Problem details
Find the lines with the string "Ziemi" and return them.

+---+

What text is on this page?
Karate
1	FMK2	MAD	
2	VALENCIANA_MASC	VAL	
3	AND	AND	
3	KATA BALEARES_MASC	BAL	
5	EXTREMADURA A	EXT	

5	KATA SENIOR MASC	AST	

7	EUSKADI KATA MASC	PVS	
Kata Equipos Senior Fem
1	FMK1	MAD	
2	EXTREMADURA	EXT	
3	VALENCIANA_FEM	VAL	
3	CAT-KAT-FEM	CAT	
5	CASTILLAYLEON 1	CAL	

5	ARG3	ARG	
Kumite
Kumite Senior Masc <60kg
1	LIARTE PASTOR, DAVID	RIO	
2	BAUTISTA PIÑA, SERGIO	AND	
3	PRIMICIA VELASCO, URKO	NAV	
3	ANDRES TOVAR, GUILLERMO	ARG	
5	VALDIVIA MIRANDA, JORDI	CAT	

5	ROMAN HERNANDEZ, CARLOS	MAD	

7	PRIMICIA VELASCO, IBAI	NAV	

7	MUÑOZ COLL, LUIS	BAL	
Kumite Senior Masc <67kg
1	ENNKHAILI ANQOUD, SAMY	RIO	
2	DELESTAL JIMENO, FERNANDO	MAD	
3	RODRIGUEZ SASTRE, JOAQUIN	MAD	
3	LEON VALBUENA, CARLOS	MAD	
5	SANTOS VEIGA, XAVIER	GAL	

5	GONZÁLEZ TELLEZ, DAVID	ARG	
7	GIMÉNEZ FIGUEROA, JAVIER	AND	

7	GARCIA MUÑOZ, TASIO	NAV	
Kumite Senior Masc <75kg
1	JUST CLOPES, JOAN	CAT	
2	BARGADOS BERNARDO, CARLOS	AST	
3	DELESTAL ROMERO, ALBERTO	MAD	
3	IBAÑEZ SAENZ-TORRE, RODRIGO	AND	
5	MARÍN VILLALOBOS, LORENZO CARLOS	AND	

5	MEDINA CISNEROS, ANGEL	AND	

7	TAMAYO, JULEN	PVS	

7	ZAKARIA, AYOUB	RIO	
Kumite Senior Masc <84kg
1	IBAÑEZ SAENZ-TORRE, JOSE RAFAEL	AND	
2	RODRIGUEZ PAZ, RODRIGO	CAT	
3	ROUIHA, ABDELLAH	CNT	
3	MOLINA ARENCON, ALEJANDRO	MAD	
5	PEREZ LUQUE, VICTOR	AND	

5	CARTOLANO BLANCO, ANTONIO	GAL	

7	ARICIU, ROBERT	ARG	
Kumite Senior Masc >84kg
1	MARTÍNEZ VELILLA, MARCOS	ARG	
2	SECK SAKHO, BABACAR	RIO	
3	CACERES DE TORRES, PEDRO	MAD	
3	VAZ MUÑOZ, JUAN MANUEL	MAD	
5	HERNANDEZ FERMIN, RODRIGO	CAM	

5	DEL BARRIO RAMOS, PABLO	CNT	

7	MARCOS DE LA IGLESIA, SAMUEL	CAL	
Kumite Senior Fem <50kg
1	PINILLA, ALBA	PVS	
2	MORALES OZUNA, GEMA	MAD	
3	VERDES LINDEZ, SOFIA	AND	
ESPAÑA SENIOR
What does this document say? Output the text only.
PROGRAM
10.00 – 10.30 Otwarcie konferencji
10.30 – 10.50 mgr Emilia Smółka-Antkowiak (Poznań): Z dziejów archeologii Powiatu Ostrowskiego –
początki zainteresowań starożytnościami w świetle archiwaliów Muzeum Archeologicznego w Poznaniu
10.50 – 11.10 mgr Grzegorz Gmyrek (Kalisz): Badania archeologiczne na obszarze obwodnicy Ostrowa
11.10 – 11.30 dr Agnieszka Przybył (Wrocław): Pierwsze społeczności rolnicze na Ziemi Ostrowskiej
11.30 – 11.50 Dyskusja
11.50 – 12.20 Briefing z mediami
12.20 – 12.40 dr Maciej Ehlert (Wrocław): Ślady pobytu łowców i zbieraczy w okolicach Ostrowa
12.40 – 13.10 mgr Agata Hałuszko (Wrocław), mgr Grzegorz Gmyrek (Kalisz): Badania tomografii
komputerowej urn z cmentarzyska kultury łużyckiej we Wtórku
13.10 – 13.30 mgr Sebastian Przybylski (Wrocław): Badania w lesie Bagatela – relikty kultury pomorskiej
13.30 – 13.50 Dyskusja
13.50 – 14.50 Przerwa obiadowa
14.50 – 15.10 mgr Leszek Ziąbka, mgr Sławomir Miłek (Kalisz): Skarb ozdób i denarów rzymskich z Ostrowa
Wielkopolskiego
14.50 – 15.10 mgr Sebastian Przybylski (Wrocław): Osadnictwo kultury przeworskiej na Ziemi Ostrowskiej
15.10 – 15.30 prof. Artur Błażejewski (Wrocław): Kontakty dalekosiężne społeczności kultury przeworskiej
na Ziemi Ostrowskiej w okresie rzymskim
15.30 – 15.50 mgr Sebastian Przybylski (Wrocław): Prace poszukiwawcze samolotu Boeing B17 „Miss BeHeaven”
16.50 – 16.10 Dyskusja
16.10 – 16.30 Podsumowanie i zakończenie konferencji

+---+

Response to this task
11.10 – 11.30 dr Agnieszka Przybył (Wrocław): Pierwsze społeczności rolnicze na Ziemi Ostrowskiej
14.50 – 15.10 mgr Sebastian Przybylski (Wrocław): Osadnictwo kultury przeworskiej na Ziemi Ostrowskiej
na Ziemi Ostrowskiej w okresie rzymskim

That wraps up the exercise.